Saved entries:
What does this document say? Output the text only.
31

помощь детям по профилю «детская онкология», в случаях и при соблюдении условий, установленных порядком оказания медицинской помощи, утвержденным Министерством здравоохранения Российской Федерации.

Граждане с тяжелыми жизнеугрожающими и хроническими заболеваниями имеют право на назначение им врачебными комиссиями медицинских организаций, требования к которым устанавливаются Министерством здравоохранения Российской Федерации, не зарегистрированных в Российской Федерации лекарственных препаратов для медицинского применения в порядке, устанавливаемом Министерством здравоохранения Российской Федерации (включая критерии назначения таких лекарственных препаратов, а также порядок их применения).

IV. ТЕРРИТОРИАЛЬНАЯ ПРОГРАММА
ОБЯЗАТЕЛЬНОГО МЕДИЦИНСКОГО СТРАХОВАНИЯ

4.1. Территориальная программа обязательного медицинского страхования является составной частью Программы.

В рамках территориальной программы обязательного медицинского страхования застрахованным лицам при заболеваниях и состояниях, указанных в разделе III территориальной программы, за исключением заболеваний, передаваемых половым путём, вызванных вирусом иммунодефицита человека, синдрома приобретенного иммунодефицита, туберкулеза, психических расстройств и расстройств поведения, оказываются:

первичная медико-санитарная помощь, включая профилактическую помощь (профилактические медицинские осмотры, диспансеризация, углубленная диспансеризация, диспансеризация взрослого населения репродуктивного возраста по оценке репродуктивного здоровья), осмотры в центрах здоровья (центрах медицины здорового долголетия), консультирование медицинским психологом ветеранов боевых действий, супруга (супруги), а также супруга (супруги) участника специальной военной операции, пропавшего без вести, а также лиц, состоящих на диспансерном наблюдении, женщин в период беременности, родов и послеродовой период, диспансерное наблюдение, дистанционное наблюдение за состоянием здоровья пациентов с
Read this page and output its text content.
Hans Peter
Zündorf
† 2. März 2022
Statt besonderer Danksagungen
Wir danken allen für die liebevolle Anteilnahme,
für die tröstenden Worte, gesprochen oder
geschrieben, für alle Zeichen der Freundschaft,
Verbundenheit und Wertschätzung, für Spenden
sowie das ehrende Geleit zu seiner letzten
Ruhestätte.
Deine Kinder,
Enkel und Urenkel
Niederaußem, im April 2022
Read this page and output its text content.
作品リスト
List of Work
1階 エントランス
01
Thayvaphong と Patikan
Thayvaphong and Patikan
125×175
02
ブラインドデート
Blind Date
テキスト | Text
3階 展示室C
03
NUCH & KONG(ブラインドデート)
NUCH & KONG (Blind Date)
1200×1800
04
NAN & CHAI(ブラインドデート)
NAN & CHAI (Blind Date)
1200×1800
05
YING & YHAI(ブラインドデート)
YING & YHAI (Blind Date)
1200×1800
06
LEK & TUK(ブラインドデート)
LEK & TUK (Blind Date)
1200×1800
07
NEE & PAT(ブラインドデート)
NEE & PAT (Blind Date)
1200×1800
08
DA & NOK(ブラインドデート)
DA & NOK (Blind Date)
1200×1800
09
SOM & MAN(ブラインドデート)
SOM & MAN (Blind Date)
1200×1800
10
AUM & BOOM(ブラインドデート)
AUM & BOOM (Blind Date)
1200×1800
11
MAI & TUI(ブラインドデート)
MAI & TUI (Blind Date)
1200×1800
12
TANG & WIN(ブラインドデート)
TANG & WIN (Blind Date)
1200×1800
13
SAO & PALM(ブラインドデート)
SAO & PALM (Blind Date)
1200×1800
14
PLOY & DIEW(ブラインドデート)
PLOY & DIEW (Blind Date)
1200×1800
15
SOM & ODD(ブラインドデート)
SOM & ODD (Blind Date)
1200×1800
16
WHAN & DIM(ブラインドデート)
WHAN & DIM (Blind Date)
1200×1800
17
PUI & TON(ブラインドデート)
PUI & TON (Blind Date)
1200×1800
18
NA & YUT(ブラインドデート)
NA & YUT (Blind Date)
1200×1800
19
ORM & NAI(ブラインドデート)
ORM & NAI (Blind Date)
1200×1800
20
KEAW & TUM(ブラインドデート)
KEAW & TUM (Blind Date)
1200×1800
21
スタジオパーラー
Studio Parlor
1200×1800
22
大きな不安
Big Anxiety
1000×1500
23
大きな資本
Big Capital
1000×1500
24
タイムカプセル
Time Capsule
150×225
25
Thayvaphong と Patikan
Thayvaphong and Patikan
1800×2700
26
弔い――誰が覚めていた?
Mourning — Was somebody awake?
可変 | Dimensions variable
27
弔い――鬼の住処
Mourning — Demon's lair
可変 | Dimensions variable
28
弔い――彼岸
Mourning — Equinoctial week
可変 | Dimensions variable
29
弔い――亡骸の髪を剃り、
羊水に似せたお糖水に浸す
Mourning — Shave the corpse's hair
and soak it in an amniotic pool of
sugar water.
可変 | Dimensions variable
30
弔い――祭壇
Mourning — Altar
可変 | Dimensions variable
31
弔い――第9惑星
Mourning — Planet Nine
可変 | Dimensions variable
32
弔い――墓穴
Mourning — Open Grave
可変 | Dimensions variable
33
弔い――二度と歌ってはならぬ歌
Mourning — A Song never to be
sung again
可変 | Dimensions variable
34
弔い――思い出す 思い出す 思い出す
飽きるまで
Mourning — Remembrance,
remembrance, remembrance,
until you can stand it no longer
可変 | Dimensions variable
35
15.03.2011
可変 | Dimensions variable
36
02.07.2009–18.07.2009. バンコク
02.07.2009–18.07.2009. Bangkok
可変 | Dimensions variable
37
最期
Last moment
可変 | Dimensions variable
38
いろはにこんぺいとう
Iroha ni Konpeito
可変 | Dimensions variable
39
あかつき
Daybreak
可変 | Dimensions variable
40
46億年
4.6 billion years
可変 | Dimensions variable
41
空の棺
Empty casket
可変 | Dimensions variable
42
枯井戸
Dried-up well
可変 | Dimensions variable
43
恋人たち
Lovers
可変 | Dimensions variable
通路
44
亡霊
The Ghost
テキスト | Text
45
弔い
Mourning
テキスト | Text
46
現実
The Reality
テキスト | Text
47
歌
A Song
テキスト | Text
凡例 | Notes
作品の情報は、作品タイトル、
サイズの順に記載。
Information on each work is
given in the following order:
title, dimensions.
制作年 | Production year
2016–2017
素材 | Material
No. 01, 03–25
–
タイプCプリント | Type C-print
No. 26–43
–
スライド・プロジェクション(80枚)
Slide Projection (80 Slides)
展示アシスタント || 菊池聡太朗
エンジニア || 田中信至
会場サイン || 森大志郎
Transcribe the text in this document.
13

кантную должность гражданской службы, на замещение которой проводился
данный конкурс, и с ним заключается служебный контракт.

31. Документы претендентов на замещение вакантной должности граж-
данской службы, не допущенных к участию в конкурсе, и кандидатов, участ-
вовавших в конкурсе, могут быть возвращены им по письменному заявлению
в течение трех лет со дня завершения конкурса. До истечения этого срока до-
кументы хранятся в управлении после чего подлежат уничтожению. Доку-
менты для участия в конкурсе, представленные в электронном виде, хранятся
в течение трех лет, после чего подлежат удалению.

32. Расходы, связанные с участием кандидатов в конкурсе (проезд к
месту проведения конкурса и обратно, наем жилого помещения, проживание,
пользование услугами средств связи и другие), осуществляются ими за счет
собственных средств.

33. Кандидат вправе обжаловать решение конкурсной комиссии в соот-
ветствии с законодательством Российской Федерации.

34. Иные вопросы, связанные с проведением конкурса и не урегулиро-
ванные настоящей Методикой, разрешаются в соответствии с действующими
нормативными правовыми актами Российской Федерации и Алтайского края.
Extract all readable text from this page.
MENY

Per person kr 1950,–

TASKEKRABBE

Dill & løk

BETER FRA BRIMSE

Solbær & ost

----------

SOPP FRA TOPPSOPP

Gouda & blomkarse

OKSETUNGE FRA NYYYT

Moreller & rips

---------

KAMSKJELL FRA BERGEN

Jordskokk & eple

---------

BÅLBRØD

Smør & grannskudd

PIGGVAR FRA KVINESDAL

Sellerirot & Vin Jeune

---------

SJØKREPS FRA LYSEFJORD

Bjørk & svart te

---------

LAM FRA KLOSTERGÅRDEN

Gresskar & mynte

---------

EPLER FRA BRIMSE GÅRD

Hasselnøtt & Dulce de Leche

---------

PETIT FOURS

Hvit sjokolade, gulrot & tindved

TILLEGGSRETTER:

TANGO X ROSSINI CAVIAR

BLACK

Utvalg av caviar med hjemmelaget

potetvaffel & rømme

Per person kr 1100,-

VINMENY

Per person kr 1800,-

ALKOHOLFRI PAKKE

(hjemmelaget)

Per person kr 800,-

Goal: List each line holding the string "KONG".

Written solution:
NUCH & KONG(ブラインドデート)
NUCH & KONG (Blind Date)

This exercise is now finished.